À faire
a) Répondez à ces questions sur le texte sur l'éruption :
(i) Quel boîtier numérique est utilisé le 15 janvier 2002 ?
(ii) Dans quel journal l'article est-il paru le lendemain ?
(iii) Par quel chemin faut-il descendre pour rejoindre l'extrémité de la coulée ?
b) Recopiez tel quel, s'il vous plaît, tout le passage du texte sur l'éruption, depuis « Après avoir couvert » jusqu'à « le Nikon D1. ».

Texte à lire

++++

Après avoir couvert plusieurs éruptions dans l’enclos du volcan depuis 1998 avec le Nikon F90X, le 15 janvier 2002 j’assiste enfin à la rencontre entre la lave et l’océan, fraîchement équipée de mon premier boîtier numérique pro, le Nikon D1.
Subjuguée par le spectacle nocturne qui s’offre à moi pour la première fois, je shoote. Mais sans aucune maîtrise du boîtier (automatisme diaph), au petit bonheur la chance et en jpeg. La faible qualité des images, passées à l’examen implacable des outils de post-traitement d’aujourd’hui, est très frustrante… Mais le souvenir de ce spectacle est malgré tout bel et bien figé en pixels (même s’il en manque quelques-uns !). Je travaille à ce moment-là pour le Journal de l’Ile, et voici l’article paru le lendemain :
Fabuleux, exceptionnel, inimaginable… Les mots sont faibles pour décrire l’ampleur du spectacle qui s’est joué lundi soir dans les flots, au pied de la coulée de la Vierge au Parasol et quasiment à huis clos. Le combat entre la lave et l’océan s’est déroulé à grand renfort d’explosions gazeuses et de bouillonnements écarlates, dans un dantesque nuage de vapeur rougeoyante et sous les yeux éberlués des quelques privilégiés ayant réussi à atteindre le site.
VK
Hier soir, ils n’étaient qu’une petite poignée de courageux spectateurs (les plus motivés, les plus téméraires et les plus résistants) à avoir réussi à franchir les kilomètres de bitume et les différents barrages de gendarmerie installés tout au long du parcours depuis le site de la coulée Citron Galet, et à avoir atteint le site tant désiré de la coulée éruptive; laquelle avait littéralement mangé le site de la Vierge au Parasol quelques heures auparavant, se jetant ensuite sans plus de formalités et avec presque quelque ironie dans l’océan. Mais nombreux sont ceux qui se sont découragés en cours de route, et qui, à pied, en moto ou en auto, ont rebroussé chemin, contribuant ainsi au monstrueux embouteillage généré par les automobilistes refoulés par les autorités. Enfin, pour ceux qui étaient finalement arrivés devant le long ruban de lave rougeoyante, il n’y avait alors plus que quelques mètres à descendre en la longeant par un petit sentier de pêcheur (assez abrupte sur la fin) pour rejoindre l’extrémité de la coulée. Et là, le choc était incontournable.

++++

Données
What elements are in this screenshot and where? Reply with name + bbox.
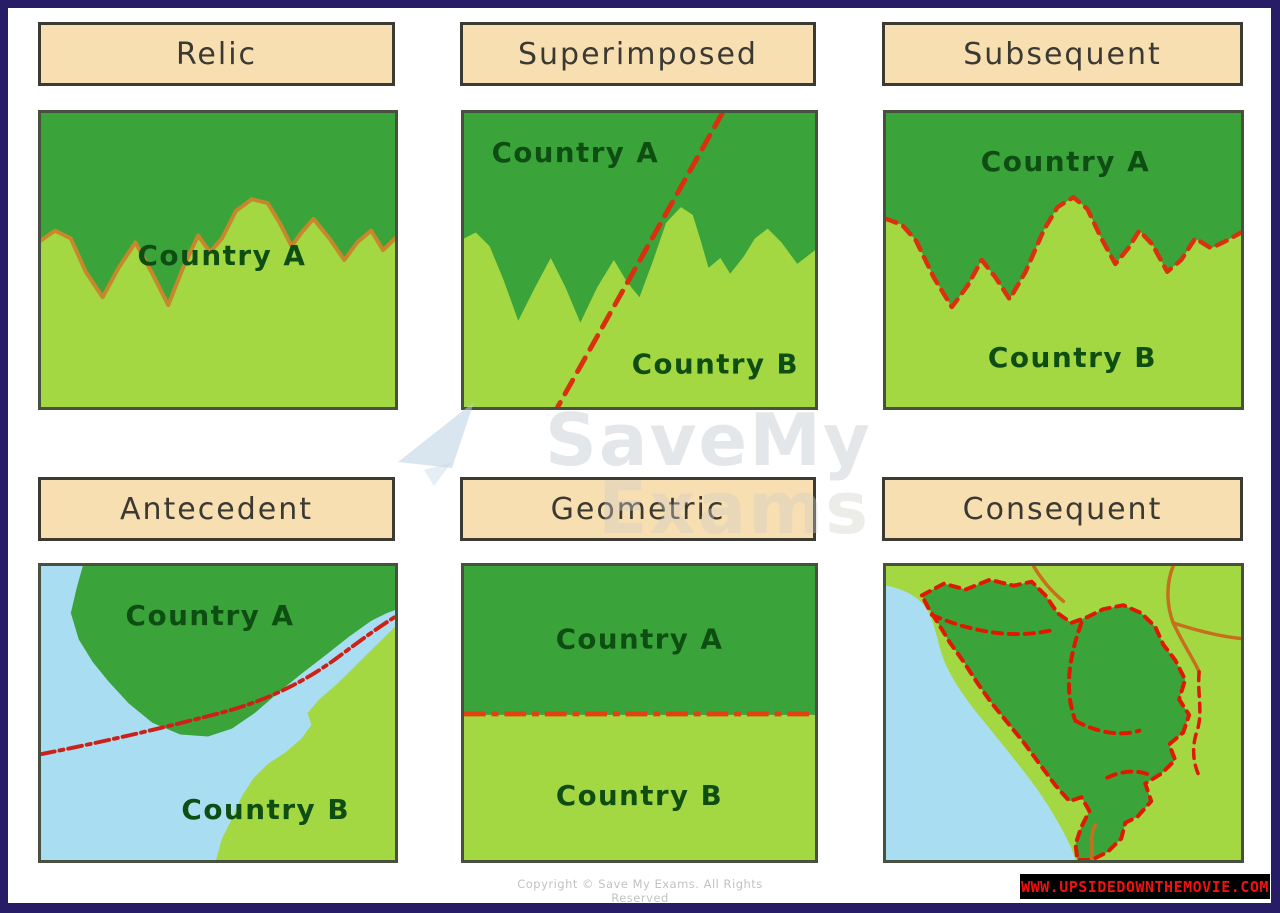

++++

Liste des réponses
a)
(i) Le Nikon D1.
(ii) Dans le Journal de l'Ile.
(iii) Par un petit sentier de pêcheur, assez abrupt sur la fin.

b)
Après avoir couvert plusieurs éruptions dans l’enclos du volcan depuis 1998 avec le Nikon F90X, le 15 janvier 2002 j’assiste enfin à la rencontre entre la lave et l’océan, fraîchement équipée de mon premier boîtier numérique pro, le Nikon D1.